Problem: Repeat the entries that follow verbatim, without any of their pictures.

[Items listed in a dataset]

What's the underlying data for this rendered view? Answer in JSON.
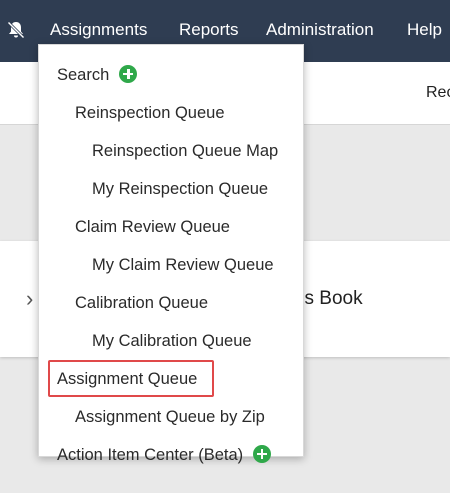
{
  "nav": {
    "items": [
      "Assignments",
      "Reports",
      "Administration",
      "Help"
    ]
  },
  "subbar": {
    "partial_text": "Rec"
  },
  "card": {
    "title_fragment": "ss Book"
  },
  "menu": {
    "items": [
      {
        "label": "Search",
        "has_add": true
      },
      {
        "label": "Reinspection Queue"
      },
      {
        "label": "Reinspection Queue Map"
      },
      {
        "label": "My Reinspection Queue"
      },
      {
        "label": "Claim Review Queue"
      },
      {
        "label": "My Claim Review Queue"
      },
      {
        "label": "Calibration Queue"
      },
      {
        "label": "My Calibration Queue"
      },
      {
        "label": "Assignment Queue",
        "highlighted": true
      },
      {
        "label": "Assignment Queue by Zip"
      },
      {
        "label": "Action Item Center (Beta)",
        "has_add": true
      }
    ]
  },
  "icons": {
    "notifications": "bell-muted-icon",
    "add": "plus-circle-icon",
    "expand": "chevron-right-icon"
  },
  "colors": {
    "topbar": "#2f3d52",
    "add_icon": "#2fa84a",
    "highlight_border": "#e0494a"
  }
}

The result:
What's the underlying data for this rendered view? Answer in JSON.
{
  "nav": {
    "items": [
      "Assignments",
      "Reports",
      "Administration",
      "Help"
    ]
  },
  "subbar": {
    "partial_text": "Rec"
  },
  "card": {
    "title_fragment": "ss Book"
  },
  "menu": {
    "items": [
      {
        "label": "Search",
        "has_add": true
      },
      {
        "label": "Reinspection Queue"
      },
      {
        "label": "Reinspection Queue Map"
      },
      {
        "label": "My Reinspection Queue"
      },
      {
        "label": "Claim Review Queue"
      },
      {
        "label": "My Claim Review Queue"
      },
      {
        "label": "Calibration Queue"
      },
      {
        "label": "My Calibration Queue"
      },
      {
        "label": "Assignment Queue",
        "highlighted": true
      },
      {
        "label": "Assignment Queue by Zip"
      },
      {
        "label": "Action Item Center (Beta)",
        "has_add": true
      }
    ]
  },
  "icons": {
    "notifications": "bell-muted-icon",
    "add": "plus-circle-icon",
    "expand": "chevron-right-icon"
  },
  "colors": {
    "topbar": "#2f3d52",
    "add_icon": "#2fa84a",
    "highlight_border": "#e0494a"
  }
}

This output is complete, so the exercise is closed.